■ Problem requirements: Wherever a line holds the word "xlabel", copy that line out.

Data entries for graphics
□ □ □

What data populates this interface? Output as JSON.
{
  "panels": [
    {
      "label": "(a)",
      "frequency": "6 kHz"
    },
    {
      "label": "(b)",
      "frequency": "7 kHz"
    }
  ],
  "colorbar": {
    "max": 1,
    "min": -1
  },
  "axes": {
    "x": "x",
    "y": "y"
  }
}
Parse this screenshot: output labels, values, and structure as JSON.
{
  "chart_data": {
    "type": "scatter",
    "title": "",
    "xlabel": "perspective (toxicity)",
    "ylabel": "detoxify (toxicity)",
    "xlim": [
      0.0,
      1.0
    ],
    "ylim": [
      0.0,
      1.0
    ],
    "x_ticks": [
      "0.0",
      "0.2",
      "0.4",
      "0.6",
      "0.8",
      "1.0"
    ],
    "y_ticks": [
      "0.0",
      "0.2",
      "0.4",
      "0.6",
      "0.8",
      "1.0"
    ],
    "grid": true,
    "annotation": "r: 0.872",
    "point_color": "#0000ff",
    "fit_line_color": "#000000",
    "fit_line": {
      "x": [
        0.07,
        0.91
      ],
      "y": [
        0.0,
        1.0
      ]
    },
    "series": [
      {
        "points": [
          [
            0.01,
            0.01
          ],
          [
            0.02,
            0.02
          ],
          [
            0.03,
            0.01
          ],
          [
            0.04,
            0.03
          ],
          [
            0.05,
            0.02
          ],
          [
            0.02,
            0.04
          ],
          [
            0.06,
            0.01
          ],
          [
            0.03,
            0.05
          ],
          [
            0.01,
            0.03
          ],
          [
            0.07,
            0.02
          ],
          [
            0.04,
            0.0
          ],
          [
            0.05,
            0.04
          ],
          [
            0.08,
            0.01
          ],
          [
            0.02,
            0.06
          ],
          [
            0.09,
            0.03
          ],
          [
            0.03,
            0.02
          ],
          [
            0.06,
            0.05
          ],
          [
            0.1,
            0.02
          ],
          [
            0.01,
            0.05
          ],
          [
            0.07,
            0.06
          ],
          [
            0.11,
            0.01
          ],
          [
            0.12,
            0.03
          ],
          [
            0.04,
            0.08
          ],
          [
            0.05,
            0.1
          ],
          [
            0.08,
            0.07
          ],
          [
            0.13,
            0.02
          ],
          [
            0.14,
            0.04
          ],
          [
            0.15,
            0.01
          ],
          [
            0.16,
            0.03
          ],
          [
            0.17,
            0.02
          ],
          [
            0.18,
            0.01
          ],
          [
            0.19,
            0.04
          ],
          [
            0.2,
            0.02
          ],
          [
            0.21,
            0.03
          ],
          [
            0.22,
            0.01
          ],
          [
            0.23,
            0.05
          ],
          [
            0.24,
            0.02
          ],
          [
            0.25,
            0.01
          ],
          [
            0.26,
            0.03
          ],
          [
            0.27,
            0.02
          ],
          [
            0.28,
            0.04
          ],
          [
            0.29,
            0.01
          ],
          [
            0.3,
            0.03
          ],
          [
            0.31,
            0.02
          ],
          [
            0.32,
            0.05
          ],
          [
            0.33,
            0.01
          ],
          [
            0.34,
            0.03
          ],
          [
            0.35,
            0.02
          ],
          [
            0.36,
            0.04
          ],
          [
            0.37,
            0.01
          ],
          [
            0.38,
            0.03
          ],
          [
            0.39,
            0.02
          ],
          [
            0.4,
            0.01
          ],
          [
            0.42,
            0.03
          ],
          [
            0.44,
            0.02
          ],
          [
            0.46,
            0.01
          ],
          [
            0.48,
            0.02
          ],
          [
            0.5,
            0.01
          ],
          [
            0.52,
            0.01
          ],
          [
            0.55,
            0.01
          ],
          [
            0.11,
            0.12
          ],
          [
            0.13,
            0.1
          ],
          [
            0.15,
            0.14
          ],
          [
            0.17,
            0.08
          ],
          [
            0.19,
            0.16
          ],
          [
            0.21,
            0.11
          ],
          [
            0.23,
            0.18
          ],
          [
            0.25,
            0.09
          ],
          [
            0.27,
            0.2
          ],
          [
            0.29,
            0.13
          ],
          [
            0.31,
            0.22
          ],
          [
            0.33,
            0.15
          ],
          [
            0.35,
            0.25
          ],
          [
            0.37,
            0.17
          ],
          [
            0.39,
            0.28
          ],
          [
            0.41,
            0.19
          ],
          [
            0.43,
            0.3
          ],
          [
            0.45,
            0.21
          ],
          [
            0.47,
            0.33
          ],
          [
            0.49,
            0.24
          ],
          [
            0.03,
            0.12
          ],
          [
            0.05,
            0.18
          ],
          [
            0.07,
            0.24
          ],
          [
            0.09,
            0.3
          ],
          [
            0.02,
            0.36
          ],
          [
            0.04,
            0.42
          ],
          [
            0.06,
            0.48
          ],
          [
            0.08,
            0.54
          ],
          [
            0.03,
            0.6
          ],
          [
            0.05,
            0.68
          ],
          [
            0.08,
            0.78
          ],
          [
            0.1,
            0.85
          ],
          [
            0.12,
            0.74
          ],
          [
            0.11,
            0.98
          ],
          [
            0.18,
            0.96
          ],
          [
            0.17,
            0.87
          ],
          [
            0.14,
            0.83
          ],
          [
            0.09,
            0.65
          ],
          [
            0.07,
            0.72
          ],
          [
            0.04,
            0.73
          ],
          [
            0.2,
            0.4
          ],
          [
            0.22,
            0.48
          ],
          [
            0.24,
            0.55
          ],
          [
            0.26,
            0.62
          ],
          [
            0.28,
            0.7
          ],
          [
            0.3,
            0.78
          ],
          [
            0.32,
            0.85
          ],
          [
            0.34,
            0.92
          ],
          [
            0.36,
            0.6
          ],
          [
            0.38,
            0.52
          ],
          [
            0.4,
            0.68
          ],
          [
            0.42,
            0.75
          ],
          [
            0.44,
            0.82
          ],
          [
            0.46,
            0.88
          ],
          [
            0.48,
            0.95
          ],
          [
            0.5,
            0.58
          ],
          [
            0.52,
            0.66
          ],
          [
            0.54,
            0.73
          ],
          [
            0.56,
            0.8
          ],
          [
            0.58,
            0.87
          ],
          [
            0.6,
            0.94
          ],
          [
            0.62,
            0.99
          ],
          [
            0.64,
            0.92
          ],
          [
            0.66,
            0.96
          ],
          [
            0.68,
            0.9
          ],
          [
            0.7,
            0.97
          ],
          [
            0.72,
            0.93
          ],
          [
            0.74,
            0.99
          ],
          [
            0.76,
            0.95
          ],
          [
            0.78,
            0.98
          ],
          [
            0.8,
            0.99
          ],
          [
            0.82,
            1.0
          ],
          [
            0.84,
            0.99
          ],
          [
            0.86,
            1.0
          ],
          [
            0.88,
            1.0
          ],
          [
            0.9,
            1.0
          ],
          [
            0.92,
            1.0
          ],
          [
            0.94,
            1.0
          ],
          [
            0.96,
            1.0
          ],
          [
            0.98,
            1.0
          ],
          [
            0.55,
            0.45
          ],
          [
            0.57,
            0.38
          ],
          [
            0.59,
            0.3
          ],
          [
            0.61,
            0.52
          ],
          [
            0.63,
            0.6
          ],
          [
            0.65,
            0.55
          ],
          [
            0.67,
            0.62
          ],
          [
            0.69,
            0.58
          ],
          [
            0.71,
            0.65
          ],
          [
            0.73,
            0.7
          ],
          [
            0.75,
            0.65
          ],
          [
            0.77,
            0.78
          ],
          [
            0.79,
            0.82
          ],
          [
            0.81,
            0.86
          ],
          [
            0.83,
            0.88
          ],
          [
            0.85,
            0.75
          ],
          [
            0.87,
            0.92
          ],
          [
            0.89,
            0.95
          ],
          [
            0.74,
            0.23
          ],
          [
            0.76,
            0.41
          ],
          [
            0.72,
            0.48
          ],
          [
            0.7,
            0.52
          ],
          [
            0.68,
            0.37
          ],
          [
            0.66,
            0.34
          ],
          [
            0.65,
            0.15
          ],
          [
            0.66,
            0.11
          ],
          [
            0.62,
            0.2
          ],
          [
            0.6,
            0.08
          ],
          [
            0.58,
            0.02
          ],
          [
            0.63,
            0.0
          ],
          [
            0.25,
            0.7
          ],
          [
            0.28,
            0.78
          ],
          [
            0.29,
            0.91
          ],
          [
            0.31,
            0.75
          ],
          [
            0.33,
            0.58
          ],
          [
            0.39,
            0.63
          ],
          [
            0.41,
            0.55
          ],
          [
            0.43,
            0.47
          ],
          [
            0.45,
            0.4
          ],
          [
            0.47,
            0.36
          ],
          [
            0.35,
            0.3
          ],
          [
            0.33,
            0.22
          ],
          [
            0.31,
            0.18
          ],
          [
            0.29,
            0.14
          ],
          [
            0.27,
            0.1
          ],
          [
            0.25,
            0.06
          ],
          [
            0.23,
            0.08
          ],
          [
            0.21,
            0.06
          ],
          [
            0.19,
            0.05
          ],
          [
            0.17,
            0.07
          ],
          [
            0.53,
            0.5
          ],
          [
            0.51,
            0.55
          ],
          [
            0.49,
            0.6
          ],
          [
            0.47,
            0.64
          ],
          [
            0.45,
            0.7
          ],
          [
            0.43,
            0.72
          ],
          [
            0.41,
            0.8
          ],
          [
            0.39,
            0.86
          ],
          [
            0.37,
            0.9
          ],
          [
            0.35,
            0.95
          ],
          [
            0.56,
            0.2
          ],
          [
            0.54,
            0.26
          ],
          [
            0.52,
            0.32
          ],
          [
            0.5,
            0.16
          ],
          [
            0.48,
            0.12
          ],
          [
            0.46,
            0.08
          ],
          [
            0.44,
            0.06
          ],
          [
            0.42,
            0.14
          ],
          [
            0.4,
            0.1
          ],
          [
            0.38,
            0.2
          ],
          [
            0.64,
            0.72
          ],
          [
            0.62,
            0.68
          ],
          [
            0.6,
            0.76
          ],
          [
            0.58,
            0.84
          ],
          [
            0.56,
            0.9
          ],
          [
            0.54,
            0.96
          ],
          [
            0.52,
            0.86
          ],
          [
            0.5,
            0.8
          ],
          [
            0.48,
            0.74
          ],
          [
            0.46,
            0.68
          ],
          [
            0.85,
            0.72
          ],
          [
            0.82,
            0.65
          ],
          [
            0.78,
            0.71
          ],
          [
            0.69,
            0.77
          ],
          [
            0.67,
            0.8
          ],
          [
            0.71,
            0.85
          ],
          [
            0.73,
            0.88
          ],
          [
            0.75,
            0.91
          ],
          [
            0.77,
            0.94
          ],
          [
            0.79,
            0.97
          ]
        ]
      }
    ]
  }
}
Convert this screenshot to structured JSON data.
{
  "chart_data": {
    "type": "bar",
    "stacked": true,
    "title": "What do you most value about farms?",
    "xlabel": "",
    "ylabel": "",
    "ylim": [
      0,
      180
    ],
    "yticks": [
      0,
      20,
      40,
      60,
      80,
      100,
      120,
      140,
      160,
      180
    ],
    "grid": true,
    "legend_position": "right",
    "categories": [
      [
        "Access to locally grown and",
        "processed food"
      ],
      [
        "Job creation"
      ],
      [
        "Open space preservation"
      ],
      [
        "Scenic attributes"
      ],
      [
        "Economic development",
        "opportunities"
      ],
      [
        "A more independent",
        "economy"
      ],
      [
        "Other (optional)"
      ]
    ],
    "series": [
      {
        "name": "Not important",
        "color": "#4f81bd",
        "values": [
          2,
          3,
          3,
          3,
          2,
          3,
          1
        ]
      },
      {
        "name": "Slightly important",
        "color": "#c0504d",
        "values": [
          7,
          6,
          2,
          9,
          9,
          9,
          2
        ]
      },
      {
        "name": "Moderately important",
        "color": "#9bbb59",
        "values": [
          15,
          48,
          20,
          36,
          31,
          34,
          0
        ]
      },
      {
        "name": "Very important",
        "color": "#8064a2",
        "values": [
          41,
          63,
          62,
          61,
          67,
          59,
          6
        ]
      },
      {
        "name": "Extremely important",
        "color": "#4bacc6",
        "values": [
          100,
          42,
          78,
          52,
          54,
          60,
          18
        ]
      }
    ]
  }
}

□ □ □

■ Problem solution:
    "xlabel": "perspective (toxicity)",
    "xlabel": "",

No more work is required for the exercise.